SELECTED TEXT —
In re RUGHEIMER.
District Court, E. D. South Carolina.
October 15, 1888.
v.36F, no.6-24
1. EMINENT DOMAIN—EXERCISE BY UNITED STATES—ACT CONG. AUG. 1, 1888—CONSTITUTIONAL LAW.
Act Cong. Aug. 1, 1888, authorizing designated government officers to acquire for the United States, by condemnation, real estate for the erection of public buildings, and conferring upon the United States circuit and district courts jurisdiction of the condemnation proceedings, is not void as in conflict with Const. U. S. amend; 5, declaring that private property shall not be taken for public use without just compensation, by its omission to provide for compensation to the owner, as the act must be read with the constitution, and the courts will not award process of condemnation unless compensation be provided for.
2. SAME—APPROPRIATION—CONDITIONS.
Act Cong. Feb. 9, 1887, making an appropriation for the erection of a public building at Charleston, S. C, provides that no part of the appropriation shall be expended until title to the site for the building shall be vested in the United States, nor until South Carolina shall cede to the United States jurisdiction over the site. South Carolina ceded jurisdiction, but provided in the act of cession, that the jurisdiction shall not vest until the United States shall have acquired title to the lands by grant or deed, and have had the evidence of title properly recorded. Held, that the conditions prescribed by the latter act need not be fulfilled before the appropriation could be used to pay for the land, but that the former act contemplated that delivery of the deed and payment of the consideration should be contemporaneous acts.
3. SAME—CESSION BY STATE—CONSTRUCTION.
The words “grant or deed,” used in the South Carolina act, do not exclude the idea of title by condemnation, as the title acquired by condemnation proceedings is by deed executed by order of the court, and, whether executed by the owner or by a court officer, it is in law the deed of the owner.
4. SAME—PROCEDURE.

(Recorded data)

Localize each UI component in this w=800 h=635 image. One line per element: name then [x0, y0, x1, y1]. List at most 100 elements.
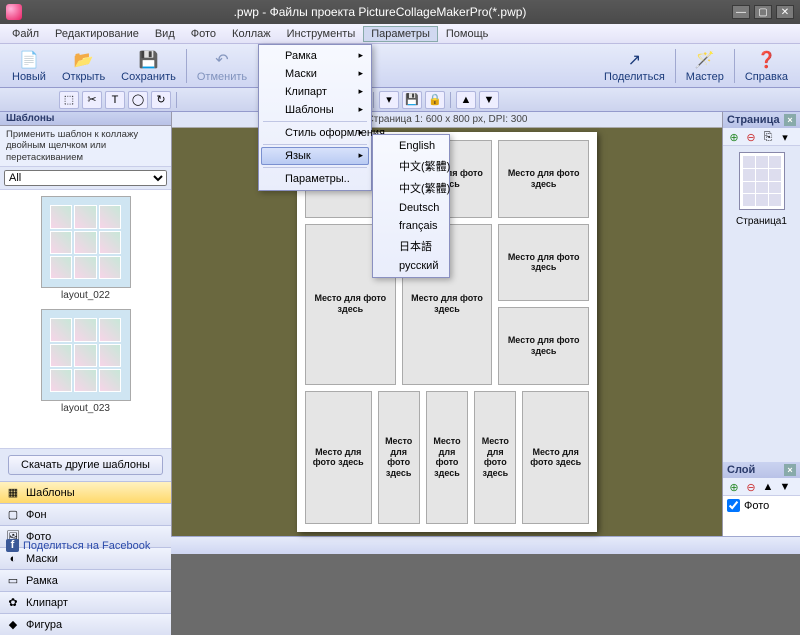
layer-up[interactable]: ▲ — [456, 91, 476, 109]
template-caption: layout_023 — [0, 403, 171, 414]
toolbar-separator — [373, 92, 374, 108]
template-item[interactable]: layout_022 — [0, 190, 171, 303]
menu-separator — [263, 121, 367, 122]
menu-file[interactable]: Файл — [4, 26, 47, 42]
share-icon: ↗ — [623, 49, 645, 71]
acc-label: Фигура — [26, 619, 62, 631]
photo-slot[interactable]: Место для фото здесь — [378, 391, 420, 524]
menu-clipart[interactable]: Клипарт — [261, 83, 369, 101]
acc-clipart[interactable]: ✿Клипарт — [0, 591, 171, 613]
template-thumb — [41, 196, 131, 288]
templates-hint: Применить шаблон к коллажу двойным щелчк… — [0, 126, 171, 167]
lang-deutsch[interactable]: Deutsch — [375, 199, 447, 217]
acc-shape[interactable]: ◆Фигура — [0, 613, 171, 635]
photo-slot[interactable]: Место для фото здесь — [522, 391, 589, 524]
tool-shape[interactable]: ◯ — [128, 91, 148, 109]
menu-view[interactable]: Вид — [147, 26, 183, 42]
clipart-icon: ✿ — [6, 596, 20, 610]
close-button[interactable]: ✕ — [776, 5, 794, 19]
photo-slot[interactable]: Место для фото здесь — [498, 307, 589, 385]
menu-language[interactable]: Язык — [261, 147, 369, 165]
undo-icon: ↶ — [211, 49, 233, 71]
close-panel-icon[interactable]: × — [784, 464, 796, 476]
menu-collage[interactable]: Коллаж — [224, 26, 279, 42]
menu-separator — [263, 167, 367, 168]
menu-templates[interactable]: Шаблоны — [261, 101, 369, 119]
acc-label: Фон — [26, 509, 47, 521]
photo-slot[interactable]: Место для фото здесь — [474, 391, 516, 524]
minimize-button[interactable]: — — [732, 5, 750, 19]
language-submenu: English 中文(繁體) 中文(繁體) Deutsch français 日… — [372, 134, 450, 278]
menu-frames[interactable]: Рамка — [261, 47, 369, 65]
page-opts-icon[interactable]: ▾ — [778, 130, 792, 144]
photo-slot[interactable]: Место для фото здесь — [498, 140, 589, 218]
toolbar-separator — [450, 92, 451, 108]
acc-frame[interactable]: ▭Рамка — [0, 569, 171, 591]
menu-tools[interactable]: Инструменты — [279, 26, 364, 42]
layer-add-icon[interactable]: ⊕ — [727, 480, 741, 494]
save-button[interactable]: 💾Сохранить — [113, 47, 184, 85]
wizard-label: Мастер — [686, 71, 724, 83]
layer-down[interactable]: ▼ — [479, 91, 499, 109]
template-item[interactable]: layout_023 — [0, 303, 171, 416]
photo-slot[interactable]: Место для фото здесь — [426, 391, 468, 524]
layer-row[interactable]: Фото — [727, 499, 796, 512]
tool-text[interactable]: T — [105, 91, 125, 109]
share-label: Поделиться — [604, 71, 665, 83]
share-facebook-link[interactable]: Поделиться на Facebook — [23, 540, 150, 552]
open-label: Открыть — [62, 71, 105, 83]
open-button[interactable]: 📂Открыть — [54, 47, 113, 85]
menu-params[interactable]: Параметры — [363, 26, 438, 42]
menu-masks[interactable]: Маски — [261, 65, 369, 83]
lang-japanese[interactable]: 日本語 — [375, 235, 447, 257]
new-label: Новый — [12, 71, 46, 83]
share-button[interactable]: ↗Поделиться — [596, 47, 673, 85]
new-button[interactable]: 📄Новый — [4, 47, 54, 85]
maximize-button[interactable]: ▢ — [754, 5, 772, 19]
lang-francais[interactable]: français — [375, 217, 447, 235]
layer-down-icon[interactable]: ▼ — [778, 480, 792, 494]
lang-zh1[interactable]: 中文(繁體) — [375, 155, 447, 177]
photo-slot[interactable]: Место для фото здесь — [305, 391, 372, 524]
save-pic[interactable]: 💾 — [402, 91, 422, 109]
tool-rotate[interactable]: ↻ — [151, 91, 171, 109]
toolbar-separator — [675, 49, 676, 83]
acc-label: Рамка — [26, 575, 58, 587]
page-thumbnail[interactable] — [739, 152, 785, 210]
lang-russian[interactable]: русский — [375, 257, 447, 275]
templates-icon: ▦ — [6, 486, 20, 500]
layer-del-icon[interactable]: ⊖ — [744, 480, 758, 494]
undo-button[interactable]: ↶Отменить — [189, 47, 255, 85]
close-panel-icon[interactable]: × — [784, 114, 796, 126]
template-category-select[interactable]: All — [4, 170, 167, 186]
download-templates-button[interactable]: Скачать другие шаблоны — [8, 455, 163, 475]
layers-header: Слой× — [723, 462, 800, 478]
lock[interactable]: 🔒 — [425, 91, 445, 109]
toolbar-separator — [176, 92, 177, 108]
menu-style[interactable]: Стиль оформления — [261, 124, 369, 142]
menu-photo[interactable]: Фото — [183, 26, 224, 42]
layer-visible-checkbox[interactable] — [727, 499, 740, 512]
lang-zh2[interactable]: 中文(繁體) — [375, 177, 447, 199]
add-page-icon[interactable]: ⊕ — [727, 130, 741, 144]
new-icon: 📄 — [18, 49, 40, 71]
layer-up-icon[interactable]: ▲ — [761, 480, 775, 494]
help-button[interactable]: ❓Справка — [737, 47, 796, 85]
tool-crop[interactable]: ✂ — [82, 91, 102, 109]
menu-help[interactable]: Помощь — [438, 26, 497, 42]
zoom-fit[interactable]: ▾ — [379, 91, 399, 109]
template-list[interactable]: layout_022 layout_023 — [0, 189, 171, 449]
lang-english[interactable]: English — [375, 137, 447, 155]
wizard-button[interactable]: 🪄Мастер — [678, 47, 732, 85]
tool-select[interactable]: ⬚ — [59, 91, 79, 109]
delete-page-icon[interactable]: ⊖ — [744, 130, 758, 144]
undo-label: Отменить — [197, 71, 247, 83]
facebook-icon[interactable]: f — [6, 539, 19, 552]
dup-page-icon[interactable]: ⎘ — [761, 130, 775, 144]
menu-options[interactable]: Параметры.. — [261, 170, 369, 188]
acc-background[interactable]: ▢Фон — [0, 503, 171, 525]
menu-edit[interactable]: Редактирование — [47, 26, 147, 42]
acc-templates[interactable]: ▦Шаблоны — [0, 481, 171, 503]
photo-slot[interactable]: Место для фото здесь — [498, 224, 589, 302]
main-toolbar: 📄Новый 📂Открыть 💾Сохранить ↶Отменить ↷По… — [0, 44, 800, 88]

WORK INSTRUCTIONS —
1. In the Rugheimer case report, what must happen before the jurisdiction ceded by South Carolina vests in the United States?
2. Proceed with the Rugheimer case report from the point where it ends.
These lines come from a source separate from the Rugheimer case report.

PER-TASK ANSWERS —
1. The United States must have acquired title to the lands by grant or deed and have had the evidence of title properly recorded.

2.
There being no fixed forms of pleading in South Carolina in condemnation proceedings, but the procedure being by petition by persons duly authorized, notice to the owner, a hearing by a court of record as to the necessity of taking the land, followed by an assessment of compensation finally made by a jury impaneled for that purpose, the institution of such proceedings by petition 370of a duly authorized agent of the United States, service of the petition on the land-owner, and disposition of the matter by the United States district court, is in accordance with the provision of the act of 1888, requiring the practice, pleadings, forms, and modes of procedure in condemnation proceedings to conform, as near as may be, to the practice, pleadings, forms, and proceedings existing at the time in like cases in the courts of record of the state.
5. SAME—PARTIES.
The petition for condemnation, under the act of 1888, need not be in the name of the United States, but may be in the name of its designated agent, as, under the act, in order to put the machinery of the United States circuit or district courts in motion, it must appear that application is made by an authorized officer, and that in his opinion the condemnation, of the property is necessary; but the final questions for the jury should be submitted in the name of the United States.
At Law. Petition for condemnation of real estate for purposes of the United States.
L. F. Youmans, Dist. Atty., and H. A. De Saussure, Asst. Dist. Atty., for the United States.
Buist & Buist, for respondent.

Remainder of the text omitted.